Dataset excerpt
---*---
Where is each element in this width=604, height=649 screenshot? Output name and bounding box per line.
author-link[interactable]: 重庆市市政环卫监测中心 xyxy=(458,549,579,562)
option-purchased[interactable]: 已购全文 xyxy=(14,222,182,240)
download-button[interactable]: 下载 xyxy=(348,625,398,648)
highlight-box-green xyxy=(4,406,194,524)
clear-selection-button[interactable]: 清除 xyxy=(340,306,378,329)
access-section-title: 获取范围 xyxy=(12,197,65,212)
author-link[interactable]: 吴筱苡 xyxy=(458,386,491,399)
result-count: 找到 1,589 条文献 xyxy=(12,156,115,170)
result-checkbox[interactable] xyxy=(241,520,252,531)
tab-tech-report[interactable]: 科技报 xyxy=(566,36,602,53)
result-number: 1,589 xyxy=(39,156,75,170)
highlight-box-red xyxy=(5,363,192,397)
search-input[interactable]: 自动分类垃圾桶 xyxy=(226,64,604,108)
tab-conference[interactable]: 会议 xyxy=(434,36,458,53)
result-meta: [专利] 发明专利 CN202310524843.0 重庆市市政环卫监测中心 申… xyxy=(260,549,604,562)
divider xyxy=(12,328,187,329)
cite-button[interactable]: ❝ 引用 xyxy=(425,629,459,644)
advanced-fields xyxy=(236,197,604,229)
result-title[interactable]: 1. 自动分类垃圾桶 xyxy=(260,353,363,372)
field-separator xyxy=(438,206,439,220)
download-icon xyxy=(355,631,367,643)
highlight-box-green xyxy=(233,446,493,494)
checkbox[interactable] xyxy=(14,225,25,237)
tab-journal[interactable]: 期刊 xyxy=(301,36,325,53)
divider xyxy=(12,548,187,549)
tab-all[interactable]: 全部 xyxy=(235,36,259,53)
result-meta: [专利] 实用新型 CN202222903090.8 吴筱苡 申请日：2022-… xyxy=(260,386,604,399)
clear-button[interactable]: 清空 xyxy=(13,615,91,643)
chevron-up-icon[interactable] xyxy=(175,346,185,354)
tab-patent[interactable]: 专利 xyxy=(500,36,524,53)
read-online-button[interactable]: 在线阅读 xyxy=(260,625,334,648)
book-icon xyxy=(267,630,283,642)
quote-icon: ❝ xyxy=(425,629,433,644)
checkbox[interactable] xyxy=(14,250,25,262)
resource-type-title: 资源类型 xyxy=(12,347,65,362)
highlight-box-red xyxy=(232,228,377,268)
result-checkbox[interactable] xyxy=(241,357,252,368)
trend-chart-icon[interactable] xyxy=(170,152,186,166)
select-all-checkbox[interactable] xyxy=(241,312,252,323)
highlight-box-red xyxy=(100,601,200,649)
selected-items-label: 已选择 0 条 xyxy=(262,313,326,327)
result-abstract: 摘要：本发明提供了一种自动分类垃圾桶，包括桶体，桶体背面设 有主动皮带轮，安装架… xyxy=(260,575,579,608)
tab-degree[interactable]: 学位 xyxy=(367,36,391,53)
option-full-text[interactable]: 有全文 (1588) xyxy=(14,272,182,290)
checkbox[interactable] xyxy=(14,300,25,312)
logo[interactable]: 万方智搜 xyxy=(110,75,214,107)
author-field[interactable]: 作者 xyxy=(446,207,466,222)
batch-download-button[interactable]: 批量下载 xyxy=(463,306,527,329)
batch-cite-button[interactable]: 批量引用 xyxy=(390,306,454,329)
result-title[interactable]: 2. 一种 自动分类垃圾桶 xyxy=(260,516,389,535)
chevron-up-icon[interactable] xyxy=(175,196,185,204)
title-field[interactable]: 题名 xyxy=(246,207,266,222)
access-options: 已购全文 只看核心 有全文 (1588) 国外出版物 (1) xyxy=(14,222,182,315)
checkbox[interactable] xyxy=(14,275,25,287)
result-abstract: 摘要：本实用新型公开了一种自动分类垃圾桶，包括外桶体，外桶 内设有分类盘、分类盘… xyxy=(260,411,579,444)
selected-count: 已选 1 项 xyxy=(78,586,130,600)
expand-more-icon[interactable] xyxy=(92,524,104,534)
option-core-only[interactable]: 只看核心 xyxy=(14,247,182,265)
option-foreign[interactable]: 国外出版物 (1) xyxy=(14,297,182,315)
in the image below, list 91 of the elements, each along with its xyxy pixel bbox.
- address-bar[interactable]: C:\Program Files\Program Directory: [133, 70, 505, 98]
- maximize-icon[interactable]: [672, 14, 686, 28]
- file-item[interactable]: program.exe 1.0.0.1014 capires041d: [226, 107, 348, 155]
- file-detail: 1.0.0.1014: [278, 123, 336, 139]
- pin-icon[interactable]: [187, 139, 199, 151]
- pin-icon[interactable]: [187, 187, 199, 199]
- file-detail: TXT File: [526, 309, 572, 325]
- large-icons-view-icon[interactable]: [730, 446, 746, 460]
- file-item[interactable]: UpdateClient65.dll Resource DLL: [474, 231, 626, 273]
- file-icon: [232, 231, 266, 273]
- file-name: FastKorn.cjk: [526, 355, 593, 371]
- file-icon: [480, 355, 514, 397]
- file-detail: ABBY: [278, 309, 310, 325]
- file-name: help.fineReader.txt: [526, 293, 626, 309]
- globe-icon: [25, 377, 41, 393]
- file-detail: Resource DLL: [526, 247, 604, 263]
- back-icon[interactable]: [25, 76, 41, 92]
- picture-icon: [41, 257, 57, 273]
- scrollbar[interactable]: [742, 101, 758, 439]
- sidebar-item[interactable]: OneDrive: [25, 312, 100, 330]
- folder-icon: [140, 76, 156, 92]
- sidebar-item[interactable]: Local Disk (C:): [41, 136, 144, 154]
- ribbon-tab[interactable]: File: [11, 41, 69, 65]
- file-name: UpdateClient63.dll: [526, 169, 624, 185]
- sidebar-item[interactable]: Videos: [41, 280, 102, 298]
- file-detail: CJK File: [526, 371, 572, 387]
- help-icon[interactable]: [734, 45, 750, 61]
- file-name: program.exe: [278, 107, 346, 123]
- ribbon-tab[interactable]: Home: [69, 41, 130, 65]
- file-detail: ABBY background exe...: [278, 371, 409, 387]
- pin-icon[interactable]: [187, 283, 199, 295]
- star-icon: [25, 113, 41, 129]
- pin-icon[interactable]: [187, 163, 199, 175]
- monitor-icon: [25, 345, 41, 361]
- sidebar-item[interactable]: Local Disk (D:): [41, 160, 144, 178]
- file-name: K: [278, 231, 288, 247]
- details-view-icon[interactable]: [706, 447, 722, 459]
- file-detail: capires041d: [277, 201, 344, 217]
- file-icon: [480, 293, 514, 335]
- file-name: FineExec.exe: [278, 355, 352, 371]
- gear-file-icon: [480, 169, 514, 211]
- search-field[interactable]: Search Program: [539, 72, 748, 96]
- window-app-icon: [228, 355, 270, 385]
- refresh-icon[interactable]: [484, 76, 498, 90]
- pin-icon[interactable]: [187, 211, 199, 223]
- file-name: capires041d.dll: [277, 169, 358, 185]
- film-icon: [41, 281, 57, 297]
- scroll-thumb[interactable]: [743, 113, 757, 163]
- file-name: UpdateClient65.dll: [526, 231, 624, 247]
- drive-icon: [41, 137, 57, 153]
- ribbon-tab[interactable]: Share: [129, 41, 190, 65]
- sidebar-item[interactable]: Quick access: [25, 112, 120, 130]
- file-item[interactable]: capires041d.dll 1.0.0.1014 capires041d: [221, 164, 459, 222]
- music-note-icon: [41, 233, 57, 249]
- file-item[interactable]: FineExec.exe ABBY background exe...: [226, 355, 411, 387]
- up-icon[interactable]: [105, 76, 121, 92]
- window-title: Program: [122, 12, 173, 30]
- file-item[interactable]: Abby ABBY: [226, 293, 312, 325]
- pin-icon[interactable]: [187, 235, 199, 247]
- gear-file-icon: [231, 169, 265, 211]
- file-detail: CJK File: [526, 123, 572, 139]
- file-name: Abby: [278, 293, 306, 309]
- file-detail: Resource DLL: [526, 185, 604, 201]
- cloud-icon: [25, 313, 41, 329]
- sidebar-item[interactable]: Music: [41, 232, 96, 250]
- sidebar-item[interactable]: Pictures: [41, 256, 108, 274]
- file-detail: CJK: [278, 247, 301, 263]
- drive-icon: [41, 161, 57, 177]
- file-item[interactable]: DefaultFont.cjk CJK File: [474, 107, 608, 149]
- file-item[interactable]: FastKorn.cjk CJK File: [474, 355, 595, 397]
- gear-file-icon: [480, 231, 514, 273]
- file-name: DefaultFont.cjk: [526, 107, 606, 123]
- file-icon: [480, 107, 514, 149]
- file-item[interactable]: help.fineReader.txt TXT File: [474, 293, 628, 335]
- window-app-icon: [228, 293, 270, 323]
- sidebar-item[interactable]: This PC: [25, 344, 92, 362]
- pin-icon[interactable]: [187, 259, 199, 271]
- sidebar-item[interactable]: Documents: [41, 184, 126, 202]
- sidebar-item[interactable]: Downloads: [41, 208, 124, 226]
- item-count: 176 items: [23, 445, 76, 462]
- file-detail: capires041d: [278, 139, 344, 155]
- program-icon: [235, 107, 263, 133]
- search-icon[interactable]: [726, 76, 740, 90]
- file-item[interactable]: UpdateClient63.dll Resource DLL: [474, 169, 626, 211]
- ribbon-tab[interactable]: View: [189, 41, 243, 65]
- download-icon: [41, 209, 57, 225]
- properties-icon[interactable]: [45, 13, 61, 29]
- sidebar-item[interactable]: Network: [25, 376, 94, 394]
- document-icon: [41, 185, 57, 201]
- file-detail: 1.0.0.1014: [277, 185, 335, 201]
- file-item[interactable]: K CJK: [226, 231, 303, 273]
---*---
__Exercise details__: Reproduce the items word for word, beginning with the first line and ending with the line containing "divider xyxy=(12,328,187,329)", with both of those lines included.

__Reply to the task__:
Where is each element in this width=604, height=649 screenshot? Output name and bounding box per line.
author-link[interactable]: 重庆市市政环卫监测中心 xyxy=(458,549,579,562)
option-purchased[interactable]: 已购全文 xyxy=(14,222,182,240)
download-button[interactable]: 下载 xyxy=(348,625,398,648)
highlight-box-green xyxy=(4,406,194,524)
clear-selection-button[interactable]: 清除 xyxy=(340,306,378,329)
access-section-title: 获取范围 xyxy=(12,197,65,212)
author-link[interactable]: 吴筱苡 xyxy=(458,386,491,399)
result-count: 找到 1,589 条文献 xyxy=(12,156,115,170)
result-checkbox[interactable] xyxy=(241,520,252,531)
tab-tech-report[interactable]: 科技报 xyxy=(566,36,602,53)
result-number: 1,589 xyxy=(39,156,75,170)
highlight-box-red xyxy=(5,363,192,397)
search-input[interactable]: 自动分类垃圾桶 xyxy=(226,64,604,108)
tab-conference[interactable]: 会议 xyxy=(434,36,458,53)
result-meta: [专利] 发明专利 CN202310524843.0 重庆市市政环卫监测中心 申… xyxy=(260,549,604,562)
divider xyxy=(12,328,187,329)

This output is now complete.